*Instructions to follow*.
Your answer is a single number: how many lines hold the word "JSON"?

Figure record listings

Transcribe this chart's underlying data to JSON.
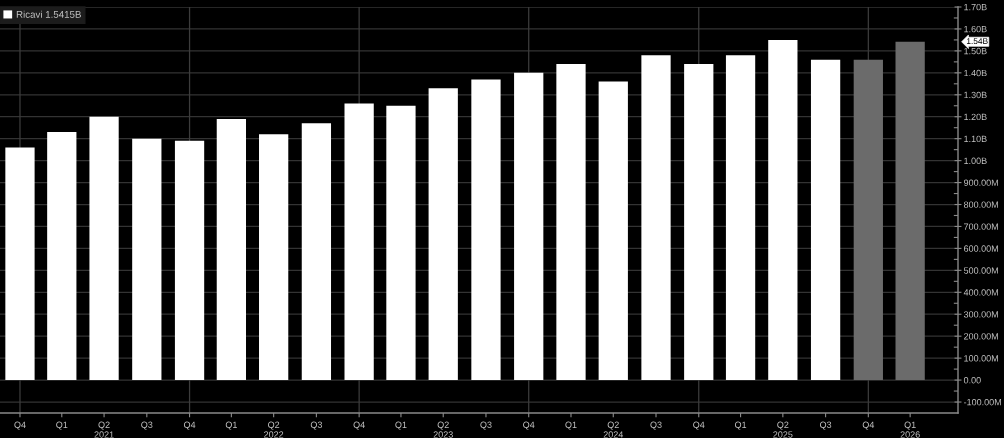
{
  "chart_data": {
    "type": "bar",
    "x": [
      "2020-12-31",
      "2021-03-31",
      "2021-06-30",
      "2021-09-30",
      "2021-12-31",
      "2022-03-31",
      "2022-06-30",
      "2022-09-30",
      "2022-12-31",
      "2023-03-31",
      "2023-06-30",
      "2023-09-30",
      "2023-12-31",
      "2024-03-31",
      "2024-06-30",
      "2024-09-30",
      "2024-12-31",
      "2025-03-31",
      "2025-06-30",
      "2025-09-30",
      "2025-12-31",
      "2026-03-31"
    ],
    "series": [
      {
        "name": "Ricavi 1.5415B",
        "color": "#ffffff",
        "colors": [
          "#ffffff",
          "#ffffff",
          "#ffffff",
          "#ffffff",
          "#ffffff",
          "#ffffff",
          "#ffffff",
          "#ffffff",
          "#ffffff",
          "#ffffff",
          "#ffffff",
          "#ffffff",
          "#ffffff",
          "#ffffff",
          "#ffffff",
          "#ffffff",
          "#ffffff",
          "#ffffff",
          "#ffffff",
          "#ffffff",
          "#6b6b6b",
          "#6b6b6b"
        ],
        "values": [
          1060000000,
          1130000000,
          1200000000,
          1100000000,
          1090000000,
          1190000000,
          1120000000,
          1170000000,
          1260000000,
          1250000000,
          1330000000,
          1370000000,
          1400000000,
          1440000000,
          1360000000,
          1480000000,
          1440000000,
          1480000000,
          1550000000,
          1460000000,
          1460000000,
          1541500000
        ]
      }
    ],
    "xlim": [
      "2020-11-18",
      "2026-07-12"
    ],
    "xticks": [
      {
        "value": "2020-12-31",
        "label": "Q4"
      },
      {
        "value": "2021-03-31",
        "label": "Q1"
      },
      {
        "value": "2021-06-30",
        "label": "Q2\n2021"
      },
      {
        "value": "2021-09-30",
        "label": "Q3"
      },
      {
        "value": "2021-12-31",
        "label": "Q4"
      },
      {
        "value": "2022-03-31",
        "label": "Q1"
      },
      {
        "value": "2022-06-30",
        "label": "Q2\n2022"
      },
      {
        "value": "2022-09-30",
        "label": "Q3"
      },
      {
        "value": "2022-12-31",
        "label": "Q4"
      },
      {
        "value": "2023-03-31",
        "label": "Q1"
      },
      {
        "value": "2023-06-30",
        "label": "Q2\n2023"
      },
      {
        "value": "2023-09-30",
        "label": "Q3"
      },
      {
        "value": "2023-12-31",
        "label": "Q4"
      },
      {
        "value": "2024-03-31",
        "label": "Q1"
      },
      {
        "value": "2024-06-30",
        "label": "Q2\n2024"
      },
      {
        "value": "2024-09-30",
        "label": "Q3"
      },
      {
        "value": "2024-12-31",
        "label": "Q4"
      },
      {
        "value": "2025-03-31",
        "label": "Q1"
      },
      {
        "value": "2025-06-30",
        "label": "Q2\n2025"
      },
      {
        "value": "2025-09-30",
        "label": "Q3"
      },
      {
        "value": "2025-12-31",
        "label": "Q4"
      },
      {
        "value": "2026-03-31",
        "label": "Q1\n2026"
      }
    ],
    "ylim": [
      -150000000,
      1700000000
    ],
    "yticks": [
      {
        "value": -100000000,
        "label": "-100.00M"
      },
      {
        "value": 0,
        "label": "0.00"
      },
      {
        "value": 100000000,
        "label": "100.00M"
      },
      {
        "value": 200000000,
        "label": "200.00M"
      },
      {
        "value": 300000000,
        "label": "300.00M"
      },
      {
        "value": 400000000,
        "label": "400.00M"
      },
      {
        "value": 500000000,
        "label": "500.00M"
      },
      {
        "value": 600000000,
        "label": "600.00M"
      },
      {
        "value": 700000000,
        "label": "700.00M"
      },
      {
        "value": 800000000,
        "label": "800.00M"
      },
      {
        "value": 900000000,
        "label": "900.00M"
      },
      {
        "value": 1000000000,
        "label": "1.00B"
      },
      {
        "value": 1100000000,
        "label": "1.10B"
      },
      {
        "value": 1200000000,
        "label": "1.20B"
      },
      {
        "value": 1300000000,
        "label": "1.30B"
      },
      {
        "value": 1400000000,
        "label": "1.40B"
      },
      {
        "value": 1500000000,
        "label": "1.50B"
      },
      {
        "value": 1600000000,
        "label": "1.60B"
      },
      {
        "value": 1700000000,
        "label": "1.70B"
      },
      {
        "value": -50000000,
        "label": null
      },
      {
        "value": 50000000,
        "label": null
      },
      {
        "value": 150000000,
        "label": null
      },
      {
        "value": 250000000,
        "label": null
      },
      {
        "value": 350000000,
        "label": null
      },
      {
        "value": 450000000,
        "label": null
      },
      {
        "value": 550000000,
        "label": null
      },
      {
        "value": 650000000,
        "label": null
      },
      {
        "value": 750000000,
        "label": null
      },
      {
        "value": 850000000,
        "label": null
      },
      {
        "value": 950000000,
        "label": null
      },
      {
        "value": 1050000000,
        "label": null
      },
      {
        "value": 1150000000,
        "label": null
      },
      {
        "value": 1250000000,
        "label": null
      },
      {
        "value": 1350000000,
        "label": null
      },
      {
        "value": 1450000000,
        "label": null
      },
      {
        "value": 1550000000,
        "label": null
      },
      {
        "value": 1650000000,
        "label": null
      }
    ],
    "grid": "y",
    "legend": "top left",
    "ref_lines": [
      {
        "axis": "x",
        "value": "2020-12-31",
        "color": "#3c3c3c"
      },
      {
        "axis": "x",
        "value": "2021-12-31",
        "color": "#3c3c3c"
      },
      {
        "axis": "x",
        "value": "2022-12-31",
        "color": "#3c3c3c"
      },
      {
        "axis": "x",
        "value": "2023-12-31",
        "color": "#3c3c3c"
      },
      {
        "axis": "x",
        "value": "2024-12-31",
        "color": "#3c3c3c"
      },
      {
        "axis": "x",
        "value": "2025-12-31",
        "color": "#3c3c3c"
      }
    ],
    "annotations": [
      "1.54B"
    ]
  }
}
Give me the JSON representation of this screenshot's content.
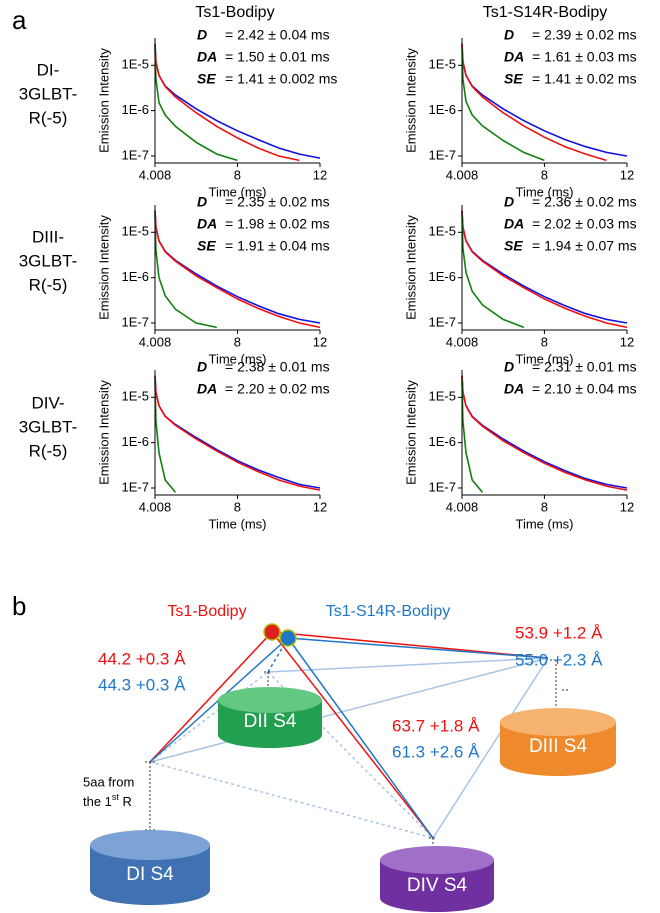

*Exercise output*.
2